Collected data entries
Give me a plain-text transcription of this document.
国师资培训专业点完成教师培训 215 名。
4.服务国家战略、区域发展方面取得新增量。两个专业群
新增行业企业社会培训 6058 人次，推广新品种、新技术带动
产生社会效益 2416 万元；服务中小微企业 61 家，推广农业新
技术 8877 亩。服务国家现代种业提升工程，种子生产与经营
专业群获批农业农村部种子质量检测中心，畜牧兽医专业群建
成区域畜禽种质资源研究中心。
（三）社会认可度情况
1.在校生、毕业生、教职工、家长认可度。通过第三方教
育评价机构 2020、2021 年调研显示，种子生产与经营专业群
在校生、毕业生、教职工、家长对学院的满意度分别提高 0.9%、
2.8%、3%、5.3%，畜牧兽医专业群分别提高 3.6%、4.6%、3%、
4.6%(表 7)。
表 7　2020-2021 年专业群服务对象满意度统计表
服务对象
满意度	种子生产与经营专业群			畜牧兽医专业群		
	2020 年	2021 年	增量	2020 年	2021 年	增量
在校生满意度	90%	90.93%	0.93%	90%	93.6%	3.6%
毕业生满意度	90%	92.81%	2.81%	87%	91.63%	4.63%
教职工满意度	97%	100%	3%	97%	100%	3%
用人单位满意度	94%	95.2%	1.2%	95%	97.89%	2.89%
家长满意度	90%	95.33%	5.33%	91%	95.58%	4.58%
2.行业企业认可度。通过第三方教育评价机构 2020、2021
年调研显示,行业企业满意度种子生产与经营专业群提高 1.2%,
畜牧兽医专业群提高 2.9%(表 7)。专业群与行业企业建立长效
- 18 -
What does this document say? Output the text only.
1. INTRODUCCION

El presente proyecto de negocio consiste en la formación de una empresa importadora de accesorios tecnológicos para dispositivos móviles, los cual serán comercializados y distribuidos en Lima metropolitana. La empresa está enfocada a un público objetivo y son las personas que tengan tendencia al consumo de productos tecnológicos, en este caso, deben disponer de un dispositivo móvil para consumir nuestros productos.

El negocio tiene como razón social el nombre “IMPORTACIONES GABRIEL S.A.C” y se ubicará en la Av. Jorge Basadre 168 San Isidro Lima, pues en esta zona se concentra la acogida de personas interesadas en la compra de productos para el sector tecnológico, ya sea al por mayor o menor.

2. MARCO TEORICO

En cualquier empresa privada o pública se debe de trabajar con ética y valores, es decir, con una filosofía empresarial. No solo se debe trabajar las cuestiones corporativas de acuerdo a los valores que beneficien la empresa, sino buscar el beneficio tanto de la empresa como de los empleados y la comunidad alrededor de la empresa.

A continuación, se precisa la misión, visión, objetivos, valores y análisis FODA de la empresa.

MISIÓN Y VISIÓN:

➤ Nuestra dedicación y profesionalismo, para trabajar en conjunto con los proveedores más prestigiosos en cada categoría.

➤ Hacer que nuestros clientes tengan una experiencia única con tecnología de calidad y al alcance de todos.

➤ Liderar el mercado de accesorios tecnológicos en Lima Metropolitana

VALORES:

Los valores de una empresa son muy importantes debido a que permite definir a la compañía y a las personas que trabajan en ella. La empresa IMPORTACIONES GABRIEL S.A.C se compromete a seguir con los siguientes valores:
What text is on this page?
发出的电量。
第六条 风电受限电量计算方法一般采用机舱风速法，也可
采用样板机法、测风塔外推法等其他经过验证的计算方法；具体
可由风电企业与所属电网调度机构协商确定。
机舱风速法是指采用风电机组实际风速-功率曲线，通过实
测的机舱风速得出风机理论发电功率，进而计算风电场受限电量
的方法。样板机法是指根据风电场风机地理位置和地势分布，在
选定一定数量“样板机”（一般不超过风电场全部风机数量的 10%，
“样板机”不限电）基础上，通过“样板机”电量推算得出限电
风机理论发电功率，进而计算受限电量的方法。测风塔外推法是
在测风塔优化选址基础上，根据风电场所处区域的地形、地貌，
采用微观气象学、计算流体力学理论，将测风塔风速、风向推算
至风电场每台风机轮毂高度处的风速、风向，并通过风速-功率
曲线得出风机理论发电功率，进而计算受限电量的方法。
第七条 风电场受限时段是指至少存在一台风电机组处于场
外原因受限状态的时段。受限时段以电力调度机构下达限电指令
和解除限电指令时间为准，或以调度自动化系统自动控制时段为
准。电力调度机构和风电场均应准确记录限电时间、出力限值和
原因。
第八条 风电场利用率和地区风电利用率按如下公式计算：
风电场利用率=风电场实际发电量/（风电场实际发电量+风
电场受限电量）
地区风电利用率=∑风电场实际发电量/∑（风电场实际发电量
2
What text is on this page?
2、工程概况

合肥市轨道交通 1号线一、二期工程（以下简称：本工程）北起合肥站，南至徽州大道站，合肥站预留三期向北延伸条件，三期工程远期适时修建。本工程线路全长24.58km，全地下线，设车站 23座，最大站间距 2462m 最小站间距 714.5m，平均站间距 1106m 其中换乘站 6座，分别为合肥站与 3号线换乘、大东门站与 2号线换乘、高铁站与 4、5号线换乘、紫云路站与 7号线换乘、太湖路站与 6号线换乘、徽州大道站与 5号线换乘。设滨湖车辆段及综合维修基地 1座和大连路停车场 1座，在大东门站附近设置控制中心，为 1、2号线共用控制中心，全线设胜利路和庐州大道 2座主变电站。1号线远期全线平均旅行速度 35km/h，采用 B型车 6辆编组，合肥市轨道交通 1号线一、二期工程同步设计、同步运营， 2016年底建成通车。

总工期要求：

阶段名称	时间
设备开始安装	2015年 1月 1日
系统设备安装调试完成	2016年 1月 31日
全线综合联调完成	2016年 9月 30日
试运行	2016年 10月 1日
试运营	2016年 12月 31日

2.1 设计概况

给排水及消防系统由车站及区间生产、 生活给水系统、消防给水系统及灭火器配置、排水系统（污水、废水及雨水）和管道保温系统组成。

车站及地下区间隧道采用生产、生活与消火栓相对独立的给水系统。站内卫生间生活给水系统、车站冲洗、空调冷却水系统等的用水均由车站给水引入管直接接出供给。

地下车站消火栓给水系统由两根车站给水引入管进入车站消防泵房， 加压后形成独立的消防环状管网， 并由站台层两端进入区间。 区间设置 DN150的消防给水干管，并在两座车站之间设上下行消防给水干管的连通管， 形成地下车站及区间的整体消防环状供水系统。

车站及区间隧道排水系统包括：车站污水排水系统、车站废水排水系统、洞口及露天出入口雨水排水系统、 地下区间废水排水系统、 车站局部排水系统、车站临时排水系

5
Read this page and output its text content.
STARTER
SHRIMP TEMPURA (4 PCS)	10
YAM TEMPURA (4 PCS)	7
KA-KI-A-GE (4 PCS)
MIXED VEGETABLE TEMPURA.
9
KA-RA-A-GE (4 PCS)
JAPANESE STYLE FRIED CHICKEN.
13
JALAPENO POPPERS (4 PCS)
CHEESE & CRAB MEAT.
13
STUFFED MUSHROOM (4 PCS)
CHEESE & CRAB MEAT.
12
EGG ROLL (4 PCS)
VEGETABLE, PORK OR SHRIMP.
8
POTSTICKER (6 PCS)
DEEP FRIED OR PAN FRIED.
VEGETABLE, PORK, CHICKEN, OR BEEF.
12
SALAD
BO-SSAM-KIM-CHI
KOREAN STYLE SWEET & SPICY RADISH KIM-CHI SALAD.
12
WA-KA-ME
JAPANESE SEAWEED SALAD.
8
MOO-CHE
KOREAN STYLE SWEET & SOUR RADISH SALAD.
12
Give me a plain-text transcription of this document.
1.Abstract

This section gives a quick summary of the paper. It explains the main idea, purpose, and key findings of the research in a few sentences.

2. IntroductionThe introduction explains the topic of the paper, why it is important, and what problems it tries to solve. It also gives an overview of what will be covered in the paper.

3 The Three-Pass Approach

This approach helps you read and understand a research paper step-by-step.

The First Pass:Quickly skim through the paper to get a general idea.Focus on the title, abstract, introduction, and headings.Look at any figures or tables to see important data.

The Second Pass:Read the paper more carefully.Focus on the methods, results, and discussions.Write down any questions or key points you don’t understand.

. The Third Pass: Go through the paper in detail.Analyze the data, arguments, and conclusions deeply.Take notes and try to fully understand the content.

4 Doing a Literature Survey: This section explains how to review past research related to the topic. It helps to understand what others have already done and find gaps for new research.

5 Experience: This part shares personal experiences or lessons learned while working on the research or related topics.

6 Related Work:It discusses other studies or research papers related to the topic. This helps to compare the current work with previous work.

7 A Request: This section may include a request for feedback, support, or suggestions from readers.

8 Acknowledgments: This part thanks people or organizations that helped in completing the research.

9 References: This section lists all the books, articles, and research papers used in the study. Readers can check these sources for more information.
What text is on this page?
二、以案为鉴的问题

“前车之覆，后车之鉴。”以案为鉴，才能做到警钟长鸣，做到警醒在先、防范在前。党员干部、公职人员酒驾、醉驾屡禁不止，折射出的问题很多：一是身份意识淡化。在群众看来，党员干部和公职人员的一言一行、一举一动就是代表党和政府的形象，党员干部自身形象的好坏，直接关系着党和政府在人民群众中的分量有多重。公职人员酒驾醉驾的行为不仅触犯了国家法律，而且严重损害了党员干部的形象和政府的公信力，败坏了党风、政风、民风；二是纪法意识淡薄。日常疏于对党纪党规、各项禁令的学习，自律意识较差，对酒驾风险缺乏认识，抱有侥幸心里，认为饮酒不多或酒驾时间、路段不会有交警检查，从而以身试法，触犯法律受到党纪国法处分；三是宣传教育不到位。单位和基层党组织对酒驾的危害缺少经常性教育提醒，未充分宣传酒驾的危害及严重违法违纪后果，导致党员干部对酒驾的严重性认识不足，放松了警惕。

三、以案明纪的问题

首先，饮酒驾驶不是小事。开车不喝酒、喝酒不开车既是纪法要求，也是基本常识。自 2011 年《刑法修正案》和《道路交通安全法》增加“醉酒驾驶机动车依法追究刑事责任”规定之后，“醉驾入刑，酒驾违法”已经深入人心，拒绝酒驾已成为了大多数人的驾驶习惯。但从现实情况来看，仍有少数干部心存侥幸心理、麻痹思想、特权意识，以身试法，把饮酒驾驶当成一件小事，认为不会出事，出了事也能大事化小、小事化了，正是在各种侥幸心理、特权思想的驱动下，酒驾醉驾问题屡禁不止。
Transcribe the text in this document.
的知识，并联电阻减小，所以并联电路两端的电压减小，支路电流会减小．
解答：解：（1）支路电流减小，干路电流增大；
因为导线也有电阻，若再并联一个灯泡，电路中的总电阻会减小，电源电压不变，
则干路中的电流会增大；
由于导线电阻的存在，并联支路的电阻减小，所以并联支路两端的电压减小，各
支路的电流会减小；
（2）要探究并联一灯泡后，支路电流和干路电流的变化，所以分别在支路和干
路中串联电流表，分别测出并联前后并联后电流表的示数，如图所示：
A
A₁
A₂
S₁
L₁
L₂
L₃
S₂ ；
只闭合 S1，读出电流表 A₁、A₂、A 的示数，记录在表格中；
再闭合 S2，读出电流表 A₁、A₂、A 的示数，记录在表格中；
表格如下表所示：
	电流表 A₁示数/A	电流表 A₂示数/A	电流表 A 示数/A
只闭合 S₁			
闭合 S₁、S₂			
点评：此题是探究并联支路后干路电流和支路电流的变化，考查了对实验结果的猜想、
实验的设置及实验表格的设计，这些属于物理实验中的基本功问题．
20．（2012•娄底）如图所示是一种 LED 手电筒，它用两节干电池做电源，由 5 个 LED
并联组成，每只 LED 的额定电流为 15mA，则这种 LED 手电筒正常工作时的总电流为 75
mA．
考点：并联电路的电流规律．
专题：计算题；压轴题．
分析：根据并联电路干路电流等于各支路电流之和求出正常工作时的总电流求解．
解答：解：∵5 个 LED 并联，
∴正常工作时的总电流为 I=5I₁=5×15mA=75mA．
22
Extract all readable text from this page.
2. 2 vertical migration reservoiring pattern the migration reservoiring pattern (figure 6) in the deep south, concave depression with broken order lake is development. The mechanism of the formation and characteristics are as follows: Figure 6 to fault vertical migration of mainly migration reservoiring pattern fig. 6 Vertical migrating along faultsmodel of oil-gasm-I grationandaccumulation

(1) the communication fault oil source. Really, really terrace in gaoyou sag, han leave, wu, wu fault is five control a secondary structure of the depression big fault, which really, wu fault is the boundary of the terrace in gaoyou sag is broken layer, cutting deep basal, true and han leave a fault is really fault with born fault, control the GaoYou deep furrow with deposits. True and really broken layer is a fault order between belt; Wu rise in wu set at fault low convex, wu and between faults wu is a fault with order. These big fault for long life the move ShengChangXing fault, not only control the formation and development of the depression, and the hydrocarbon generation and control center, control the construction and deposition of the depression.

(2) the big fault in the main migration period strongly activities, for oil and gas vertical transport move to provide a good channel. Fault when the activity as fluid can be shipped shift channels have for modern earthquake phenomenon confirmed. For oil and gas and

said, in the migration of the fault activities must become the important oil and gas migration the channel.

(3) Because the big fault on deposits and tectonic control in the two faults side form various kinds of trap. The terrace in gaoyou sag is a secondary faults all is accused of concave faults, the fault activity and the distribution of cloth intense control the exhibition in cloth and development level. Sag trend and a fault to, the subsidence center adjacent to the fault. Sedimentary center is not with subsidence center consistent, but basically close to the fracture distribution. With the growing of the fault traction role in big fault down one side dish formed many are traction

DIRECTIONS:
Read the entries and select each line where the word "development" is found.

TASK OUTPUT:
2. 2 vertical migration reservoiring pattern the migration reservoiring pattern (figure 6) in the deep south, concave depression with broken order lake is development. The mechanism of the formation and characteristics are as follows: Figure 6 to fault vertical migration of mainly migration reservoiring pattern fig. 6 Vertical migrating along faultsmodel of oil-gasm-I grationandaccumulation
(1) the communication fault oil source. Really, really terrace in gaoyou sag, han leave, wu, wu fault is five control a secondary structure of the depression big fault, which really, wu fault is the boundary of the terrace in gaoyou sag is broken layer, cutting deep basal, true and han leave a fault is really fault with born fault, control the GaoYou deep furrow with deposits. True and really broken layer is a fault order between belt; Wu rise in wu set at fault low convex, wu and between faults wu is a fault with order. These big fault for long life the move ShengChangXing fault, not only control the formation and development of the depression, and the hydrocarbon generation and control center, control the construction and deposition of the depression.
(3) Because the big fault on deposits and tectonic control in the two faults side form various kinds of trap. The terrace in gaoyou sag is a secondary faults all is accused of concave faults, the fault activity and the distribution of cloth intense control the exhibition in cloth and development level. Sag trend and a fault to, the subsidence center adjacent to the fault. Sedimentary center is not with subsidence center consistent, but basically close to the fracture distribution. With the growing of the fault traction role in big fault down one side dish formed many are traction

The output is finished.